Directive
Reproduce word for word everything in the passage on slavery as punishment for crime, from "This section examines" down to "and the same.".

Document extract
════════════════════

C. “[S] lavery ... as punishment for a crime”

This section examines religion's ideological connection to slavery and how slavery relates practically to criminal procedure. The Thirteenth Amendment to the United States Constitution begins with the statement: “Neither slavery nor involuntary servitude, except as a punishment for crime whereof the party shall have been duly convicted, shall exist within the United States, or any place subject to their jurisdiction.” This amendment was not an outright ban on slavery since it legalized the imposition of slavery for one duly convicted for “crime.” Instead of wiping out the institution, the Thirteenth Amendment wed criminal justice and slavery by carving out an exception for criminals by reclassifying who could be enslaved--it was a shift from color to crime, which, over time, would prove to be largely one and the same.

As new hierarchies structured society, the Black Codes of the South were replaced by Jim Crow laws, which permitted authorities to arrest, prosecute, and imprison “coloreds” for behaviors in which whites could freely engage, and as a result, “blacks became a criminalized and demonized people.”

════════════════════

Material provided

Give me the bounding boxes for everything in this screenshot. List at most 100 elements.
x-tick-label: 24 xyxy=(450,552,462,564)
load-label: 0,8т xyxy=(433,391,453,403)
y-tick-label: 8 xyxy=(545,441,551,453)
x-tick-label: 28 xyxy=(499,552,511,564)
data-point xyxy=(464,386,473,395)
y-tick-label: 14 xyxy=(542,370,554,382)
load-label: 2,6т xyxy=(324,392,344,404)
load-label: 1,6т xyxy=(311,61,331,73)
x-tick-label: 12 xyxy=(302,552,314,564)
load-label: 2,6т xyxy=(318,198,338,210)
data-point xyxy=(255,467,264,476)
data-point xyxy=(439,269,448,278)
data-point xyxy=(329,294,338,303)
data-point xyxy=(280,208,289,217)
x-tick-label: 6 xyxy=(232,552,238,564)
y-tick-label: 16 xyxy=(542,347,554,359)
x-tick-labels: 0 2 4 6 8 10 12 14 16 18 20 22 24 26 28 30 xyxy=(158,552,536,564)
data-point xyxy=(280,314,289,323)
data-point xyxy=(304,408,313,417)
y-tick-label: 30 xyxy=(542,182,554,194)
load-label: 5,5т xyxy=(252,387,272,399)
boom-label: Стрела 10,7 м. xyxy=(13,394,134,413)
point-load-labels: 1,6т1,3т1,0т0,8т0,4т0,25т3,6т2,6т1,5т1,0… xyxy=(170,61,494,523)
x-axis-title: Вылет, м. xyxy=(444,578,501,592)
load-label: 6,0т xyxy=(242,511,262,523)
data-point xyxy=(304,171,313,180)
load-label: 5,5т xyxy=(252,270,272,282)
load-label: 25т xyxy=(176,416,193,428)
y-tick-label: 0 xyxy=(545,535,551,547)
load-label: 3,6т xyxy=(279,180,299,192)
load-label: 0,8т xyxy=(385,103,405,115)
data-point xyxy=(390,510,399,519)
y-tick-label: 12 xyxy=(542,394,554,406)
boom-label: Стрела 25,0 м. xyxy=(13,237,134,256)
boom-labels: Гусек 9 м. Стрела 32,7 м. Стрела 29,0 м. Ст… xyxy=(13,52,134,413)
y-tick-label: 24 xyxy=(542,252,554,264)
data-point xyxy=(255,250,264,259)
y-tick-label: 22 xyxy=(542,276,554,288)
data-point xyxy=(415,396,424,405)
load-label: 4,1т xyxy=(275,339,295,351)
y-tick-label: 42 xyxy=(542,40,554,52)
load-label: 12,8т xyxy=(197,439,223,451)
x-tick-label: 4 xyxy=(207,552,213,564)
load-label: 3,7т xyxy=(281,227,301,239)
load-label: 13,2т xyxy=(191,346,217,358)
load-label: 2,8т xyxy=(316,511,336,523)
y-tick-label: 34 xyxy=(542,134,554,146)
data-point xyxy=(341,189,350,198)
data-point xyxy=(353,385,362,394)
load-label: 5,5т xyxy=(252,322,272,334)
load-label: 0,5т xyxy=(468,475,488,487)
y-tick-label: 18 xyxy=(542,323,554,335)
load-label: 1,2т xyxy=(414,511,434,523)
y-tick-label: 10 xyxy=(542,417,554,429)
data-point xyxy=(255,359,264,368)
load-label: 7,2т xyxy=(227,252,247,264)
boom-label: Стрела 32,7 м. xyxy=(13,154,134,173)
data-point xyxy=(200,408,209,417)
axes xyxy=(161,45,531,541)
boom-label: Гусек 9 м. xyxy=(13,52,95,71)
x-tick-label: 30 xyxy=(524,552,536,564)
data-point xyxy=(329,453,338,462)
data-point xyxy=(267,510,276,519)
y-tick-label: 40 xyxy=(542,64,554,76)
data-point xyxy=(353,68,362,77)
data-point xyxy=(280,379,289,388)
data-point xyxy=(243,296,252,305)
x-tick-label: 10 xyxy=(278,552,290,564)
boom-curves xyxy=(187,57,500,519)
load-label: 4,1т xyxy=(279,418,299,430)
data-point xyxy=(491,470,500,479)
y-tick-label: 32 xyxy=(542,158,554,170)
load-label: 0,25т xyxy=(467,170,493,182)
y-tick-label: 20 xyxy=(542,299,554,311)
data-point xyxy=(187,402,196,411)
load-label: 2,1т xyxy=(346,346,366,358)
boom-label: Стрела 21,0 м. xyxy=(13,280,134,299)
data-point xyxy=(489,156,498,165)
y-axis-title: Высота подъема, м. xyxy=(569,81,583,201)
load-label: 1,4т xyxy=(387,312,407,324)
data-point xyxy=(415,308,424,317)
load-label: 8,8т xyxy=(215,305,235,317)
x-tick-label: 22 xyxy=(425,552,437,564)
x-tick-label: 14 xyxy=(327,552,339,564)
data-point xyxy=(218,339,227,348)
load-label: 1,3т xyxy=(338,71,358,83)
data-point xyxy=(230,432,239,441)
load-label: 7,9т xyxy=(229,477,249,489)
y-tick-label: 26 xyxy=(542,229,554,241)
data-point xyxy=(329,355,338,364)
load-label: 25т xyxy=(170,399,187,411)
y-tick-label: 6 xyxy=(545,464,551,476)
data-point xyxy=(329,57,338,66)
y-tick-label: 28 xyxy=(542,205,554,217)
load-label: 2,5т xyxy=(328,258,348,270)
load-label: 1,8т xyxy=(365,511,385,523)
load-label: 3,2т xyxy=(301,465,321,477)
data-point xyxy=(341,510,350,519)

════════════════════

Exercise answer
This section examines religion's ideological connection to slavery and how slavery relates practically to criminal procedure. The Thirteenth Amendment to the United States Constitution begins with the statement: “Neither slavery nor involuntary servitude, except as a punishment for crime whereof the party shall have been duly convicted, shall exist within the United States, or any place subject to their jurisdiction.” This amendment was not an outright ban on slavery since it legalized the imposition of slavery for one duly convicted for “crime.” Instead of wiping out the institution, the Thirteenth Amendment wed criminal justice and slavery by carving out an exception for criminals by reclassifying who could be enslaved--it was a shift from color to crime, which, over time, would prove to be largely one and the same.